Saved data entries:
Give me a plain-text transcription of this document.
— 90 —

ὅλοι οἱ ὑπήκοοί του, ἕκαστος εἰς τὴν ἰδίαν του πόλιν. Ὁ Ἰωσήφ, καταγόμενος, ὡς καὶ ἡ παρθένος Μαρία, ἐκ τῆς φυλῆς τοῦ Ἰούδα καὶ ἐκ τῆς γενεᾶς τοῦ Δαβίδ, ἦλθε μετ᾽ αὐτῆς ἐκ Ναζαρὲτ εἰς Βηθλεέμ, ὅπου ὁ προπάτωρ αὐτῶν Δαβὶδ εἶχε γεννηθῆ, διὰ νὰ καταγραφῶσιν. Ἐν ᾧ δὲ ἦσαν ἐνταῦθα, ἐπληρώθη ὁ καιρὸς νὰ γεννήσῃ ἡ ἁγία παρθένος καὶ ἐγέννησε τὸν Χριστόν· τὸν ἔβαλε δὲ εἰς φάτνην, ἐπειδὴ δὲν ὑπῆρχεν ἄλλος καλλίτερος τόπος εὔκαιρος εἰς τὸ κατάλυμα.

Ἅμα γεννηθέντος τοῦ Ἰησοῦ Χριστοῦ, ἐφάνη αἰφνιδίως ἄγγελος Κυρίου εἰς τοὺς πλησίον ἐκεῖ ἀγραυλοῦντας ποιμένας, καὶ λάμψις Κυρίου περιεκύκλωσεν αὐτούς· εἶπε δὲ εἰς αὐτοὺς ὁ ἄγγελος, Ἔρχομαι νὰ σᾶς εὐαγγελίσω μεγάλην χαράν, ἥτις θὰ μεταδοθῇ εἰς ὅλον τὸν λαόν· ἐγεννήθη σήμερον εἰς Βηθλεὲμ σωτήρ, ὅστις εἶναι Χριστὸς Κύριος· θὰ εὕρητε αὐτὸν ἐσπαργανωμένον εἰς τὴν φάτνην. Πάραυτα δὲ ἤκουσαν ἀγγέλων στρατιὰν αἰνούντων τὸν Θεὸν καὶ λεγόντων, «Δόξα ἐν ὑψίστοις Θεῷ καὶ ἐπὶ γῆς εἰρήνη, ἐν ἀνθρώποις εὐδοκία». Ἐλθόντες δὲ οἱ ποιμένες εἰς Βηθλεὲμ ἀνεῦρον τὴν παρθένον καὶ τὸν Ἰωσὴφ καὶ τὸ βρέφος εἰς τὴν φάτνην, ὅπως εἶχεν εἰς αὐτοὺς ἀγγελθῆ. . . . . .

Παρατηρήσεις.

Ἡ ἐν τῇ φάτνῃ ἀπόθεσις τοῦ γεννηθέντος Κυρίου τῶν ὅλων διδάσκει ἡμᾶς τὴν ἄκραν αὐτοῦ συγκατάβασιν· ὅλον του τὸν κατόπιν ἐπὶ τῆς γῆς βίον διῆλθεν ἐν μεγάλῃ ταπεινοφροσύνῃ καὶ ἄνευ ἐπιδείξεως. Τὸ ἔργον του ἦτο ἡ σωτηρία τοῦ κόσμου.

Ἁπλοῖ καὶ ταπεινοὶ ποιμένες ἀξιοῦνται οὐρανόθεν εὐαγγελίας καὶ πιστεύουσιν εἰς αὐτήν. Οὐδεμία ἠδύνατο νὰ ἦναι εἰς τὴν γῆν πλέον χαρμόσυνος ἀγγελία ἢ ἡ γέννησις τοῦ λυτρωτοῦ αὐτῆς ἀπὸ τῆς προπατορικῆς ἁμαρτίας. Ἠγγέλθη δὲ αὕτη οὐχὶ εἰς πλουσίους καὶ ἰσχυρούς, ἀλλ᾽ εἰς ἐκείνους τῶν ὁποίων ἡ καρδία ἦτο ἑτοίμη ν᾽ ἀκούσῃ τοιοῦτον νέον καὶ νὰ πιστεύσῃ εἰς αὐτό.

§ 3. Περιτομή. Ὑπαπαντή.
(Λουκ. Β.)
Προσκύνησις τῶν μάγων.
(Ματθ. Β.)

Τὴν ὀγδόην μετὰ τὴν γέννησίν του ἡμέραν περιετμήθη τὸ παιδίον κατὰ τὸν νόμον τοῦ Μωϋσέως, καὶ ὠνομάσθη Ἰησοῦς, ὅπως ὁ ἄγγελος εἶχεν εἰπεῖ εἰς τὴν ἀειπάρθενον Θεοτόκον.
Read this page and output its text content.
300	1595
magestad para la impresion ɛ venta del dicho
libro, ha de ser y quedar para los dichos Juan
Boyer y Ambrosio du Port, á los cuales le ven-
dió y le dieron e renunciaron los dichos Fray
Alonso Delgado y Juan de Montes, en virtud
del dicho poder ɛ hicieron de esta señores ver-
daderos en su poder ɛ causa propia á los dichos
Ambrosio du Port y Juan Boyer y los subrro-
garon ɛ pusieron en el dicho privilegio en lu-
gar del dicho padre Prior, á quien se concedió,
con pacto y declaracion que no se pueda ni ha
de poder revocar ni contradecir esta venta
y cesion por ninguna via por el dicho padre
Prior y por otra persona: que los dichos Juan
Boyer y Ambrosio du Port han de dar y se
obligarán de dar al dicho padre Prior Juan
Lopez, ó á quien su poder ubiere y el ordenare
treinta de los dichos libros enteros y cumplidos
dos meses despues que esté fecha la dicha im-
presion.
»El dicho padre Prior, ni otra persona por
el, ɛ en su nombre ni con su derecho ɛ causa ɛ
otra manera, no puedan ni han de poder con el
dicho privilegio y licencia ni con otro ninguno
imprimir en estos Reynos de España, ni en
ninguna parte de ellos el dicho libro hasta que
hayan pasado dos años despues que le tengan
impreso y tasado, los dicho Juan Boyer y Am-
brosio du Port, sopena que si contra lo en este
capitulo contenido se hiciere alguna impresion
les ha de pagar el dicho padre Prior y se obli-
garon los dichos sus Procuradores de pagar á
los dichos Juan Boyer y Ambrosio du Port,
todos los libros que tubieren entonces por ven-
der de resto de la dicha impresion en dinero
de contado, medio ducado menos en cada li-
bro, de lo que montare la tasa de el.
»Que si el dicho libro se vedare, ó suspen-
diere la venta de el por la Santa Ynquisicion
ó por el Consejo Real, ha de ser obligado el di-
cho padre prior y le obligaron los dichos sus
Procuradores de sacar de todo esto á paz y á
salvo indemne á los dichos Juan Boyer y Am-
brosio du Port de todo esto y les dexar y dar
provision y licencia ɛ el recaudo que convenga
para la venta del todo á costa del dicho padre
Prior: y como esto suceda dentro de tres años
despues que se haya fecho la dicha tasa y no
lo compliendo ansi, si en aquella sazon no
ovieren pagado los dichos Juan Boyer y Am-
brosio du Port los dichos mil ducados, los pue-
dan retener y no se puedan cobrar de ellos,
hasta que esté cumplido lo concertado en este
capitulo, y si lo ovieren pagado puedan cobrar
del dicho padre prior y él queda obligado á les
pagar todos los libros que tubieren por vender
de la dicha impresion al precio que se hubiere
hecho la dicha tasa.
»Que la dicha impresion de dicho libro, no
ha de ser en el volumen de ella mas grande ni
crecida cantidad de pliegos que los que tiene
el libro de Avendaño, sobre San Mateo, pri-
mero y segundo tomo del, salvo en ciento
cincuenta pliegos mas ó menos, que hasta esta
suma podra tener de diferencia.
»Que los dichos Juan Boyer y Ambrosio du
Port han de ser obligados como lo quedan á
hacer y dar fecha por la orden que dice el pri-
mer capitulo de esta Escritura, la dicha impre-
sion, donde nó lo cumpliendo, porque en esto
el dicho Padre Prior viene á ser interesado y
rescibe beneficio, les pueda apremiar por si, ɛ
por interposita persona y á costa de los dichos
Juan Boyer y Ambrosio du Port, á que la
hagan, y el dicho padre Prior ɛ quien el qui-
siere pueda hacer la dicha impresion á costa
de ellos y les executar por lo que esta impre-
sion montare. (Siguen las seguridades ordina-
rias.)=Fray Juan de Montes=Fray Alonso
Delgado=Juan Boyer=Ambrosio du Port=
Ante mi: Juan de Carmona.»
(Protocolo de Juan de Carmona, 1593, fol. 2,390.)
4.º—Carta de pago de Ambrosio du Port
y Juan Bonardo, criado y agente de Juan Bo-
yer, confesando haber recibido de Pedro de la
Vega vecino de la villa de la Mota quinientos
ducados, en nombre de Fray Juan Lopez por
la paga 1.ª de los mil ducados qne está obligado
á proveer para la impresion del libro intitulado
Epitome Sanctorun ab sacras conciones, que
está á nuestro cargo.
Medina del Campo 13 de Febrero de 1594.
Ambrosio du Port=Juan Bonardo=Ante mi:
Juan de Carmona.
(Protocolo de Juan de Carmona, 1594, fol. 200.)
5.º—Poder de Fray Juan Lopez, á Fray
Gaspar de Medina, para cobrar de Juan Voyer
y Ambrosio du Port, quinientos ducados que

● Problem description: Only the number is wanted: how many lines of the material contain the word "venta"?

● Written reply: 4